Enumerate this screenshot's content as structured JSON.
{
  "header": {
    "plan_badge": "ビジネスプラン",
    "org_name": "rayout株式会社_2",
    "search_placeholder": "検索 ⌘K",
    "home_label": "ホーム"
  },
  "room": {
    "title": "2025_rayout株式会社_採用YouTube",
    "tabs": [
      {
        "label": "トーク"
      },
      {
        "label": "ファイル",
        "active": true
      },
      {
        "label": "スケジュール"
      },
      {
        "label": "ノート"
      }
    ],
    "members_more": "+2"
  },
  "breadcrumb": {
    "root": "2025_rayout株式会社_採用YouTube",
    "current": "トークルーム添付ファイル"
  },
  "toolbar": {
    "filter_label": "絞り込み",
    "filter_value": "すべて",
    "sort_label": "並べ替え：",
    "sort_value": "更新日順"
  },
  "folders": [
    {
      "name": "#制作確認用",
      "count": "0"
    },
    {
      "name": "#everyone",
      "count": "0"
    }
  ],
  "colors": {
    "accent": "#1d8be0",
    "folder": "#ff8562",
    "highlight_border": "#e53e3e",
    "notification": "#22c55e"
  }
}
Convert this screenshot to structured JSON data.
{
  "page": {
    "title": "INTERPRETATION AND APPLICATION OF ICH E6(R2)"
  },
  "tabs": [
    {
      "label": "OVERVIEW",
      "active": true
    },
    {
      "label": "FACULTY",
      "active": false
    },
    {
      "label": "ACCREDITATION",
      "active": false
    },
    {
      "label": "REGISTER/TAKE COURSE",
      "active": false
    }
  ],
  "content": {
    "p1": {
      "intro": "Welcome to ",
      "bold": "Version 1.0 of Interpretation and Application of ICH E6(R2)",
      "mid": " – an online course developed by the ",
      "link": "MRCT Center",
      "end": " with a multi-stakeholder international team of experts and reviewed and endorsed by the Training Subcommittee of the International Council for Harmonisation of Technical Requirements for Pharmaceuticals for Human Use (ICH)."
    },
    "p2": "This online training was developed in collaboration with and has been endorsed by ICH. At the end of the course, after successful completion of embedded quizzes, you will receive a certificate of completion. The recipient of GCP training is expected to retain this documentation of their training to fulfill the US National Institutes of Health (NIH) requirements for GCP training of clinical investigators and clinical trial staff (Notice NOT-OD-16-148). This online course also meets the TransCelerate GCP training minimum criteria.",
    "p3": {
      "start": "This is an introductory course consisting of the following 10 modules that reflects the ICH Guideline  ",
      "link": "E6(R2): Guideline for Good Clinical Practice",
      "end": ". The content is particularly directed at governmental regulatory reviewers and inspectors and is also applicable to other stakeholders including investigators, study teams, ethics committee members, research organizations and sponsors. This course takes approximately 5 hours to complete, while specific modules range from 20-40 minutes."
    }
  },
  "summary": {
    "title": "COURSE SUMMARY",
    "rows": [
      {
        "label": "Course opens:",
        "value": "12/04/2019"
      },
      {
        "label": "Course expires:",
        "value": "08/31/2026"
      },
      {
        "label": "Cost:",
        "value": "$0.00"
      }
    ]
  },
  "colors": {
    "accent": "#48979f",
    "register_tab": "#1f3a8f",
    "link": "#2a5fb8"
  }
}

What you have to do: Extract all the entries word for word.

Output of the exercise:
Enumerate this screenshot's content as structured JSON.
{
  "header": {
    "plan_badge": "ビジネスプラン",
    "org_name": "rayout株式会社_2",
    "search_placeholder": "検索 ⌘K",
    "home_label": "ホーム"
  },
  "room": {
    "title": "2025_rayout株式会社_採用YouTube",
    "tabs": [
      {
        "label": "トーク"
      },
      {
        "label": "ファイル",
        "active": true
      },
      {
        "label": "スケジュール"
      },
      {
        "label": "ノート"
      }
    ],
    "members_more": "+2"
  },
  "breadcrumb": {
    "root": "2025_rayout株式会社_採用YouTube",
    "current": "トークルーム添付ファイル"
  },
  "toolbar": {
    "filter_label": "絞り込み",
    "filter_value": "すべて",
    "sort_label": "並べ替え：",
    "sort_value": "更新日順"
  },
  "folders": [
    {
      "name": "#制作確認用",
      "count": "0"
    },
    {
      "name": "#everyone",
      "count": "0"
    }
  ],
  "colors": {
    "accent": "#1d8be0",
    "folder": "#ff8562",
    "highlight_border": "#e53e3e",
    "notification": "#22c55e"
  }
}
Convert this screenshot to structured JSON data.
{
  "page": {
    "title": "INTERPRETATION AND APPLICATION OF ICH E6(R2)"
  },
  "tabs": [
    {
      "label": "OVERVIEW",
      "active": true
    },
    {
      "label": "FACULTY",
      "active": false
    },
    {
      "label": "ACCREDITATION",
      "active": false
    },
    {
      "label": "REGISTER/TAKE COURSE",
      "active": false
    }
  ],
  "content": {
    "p1": {
      "intro": "Welcome to ",
      "bold": "Version 1.0 of Interpretation and Application of ICH E6(R2)",
      "mid": " – an online course developed by the ",
      "link": "MRCT Center",
      "end": " with a multi-stakeholder international team of experts and reviewed and endorsed by the Training Subcommittee of the International Council for Harmonisation of Technical Requirements for Pharmaceuticals for Human Use (ICH)."
    },
    "p2": "This online training was developed in collaboration with and has been endorsed by ICH. At the end of the course, after successful completion of embedded quizzes, you will receive a certificate of completion. The recipient of GCP training is expected to retain this documentation of their training to fulfill the US National Institutes of Health (NIH) requirements for GCP training of clinical investigators and clinical trial staff (Notice NOT-OD-16-148). This online course also meets the TransCelerate GCP training minimum criteria.",
    "p3": {
      "start": "This is an introductory course consisting of the following 10 modules that reflects the ICH Guideline  ",
      "link": "E6(R2): Guideline for Good Clinical Practice",
      "end": ". The content is particularly directed at governmental regulatory reviewers and inspectors and is also applicable to other stakeholders including investigators, study teams, ethics committee members, research organizations and sponsors. This course takes approximately 5 hours to complete, while specific modules range from 20-40 minutes."
    }
  },
  "summary": {
    "title": "COURSE SUMMARY",
    "rows": [
      {
        "label": "Course opens:",
        "value": "12/04/2019"
      },
      {
        "label": "Course expires:",
        "value": "08/31/2026"
      },
      {
        "label": "Cost:",
        "value": "$0.00"
      }
    ]
  },
  "colors": {
    "accent": "#48979f",
    "register_tab": "#1f3a8f",
    "link": "#2a5fb8"
  }
}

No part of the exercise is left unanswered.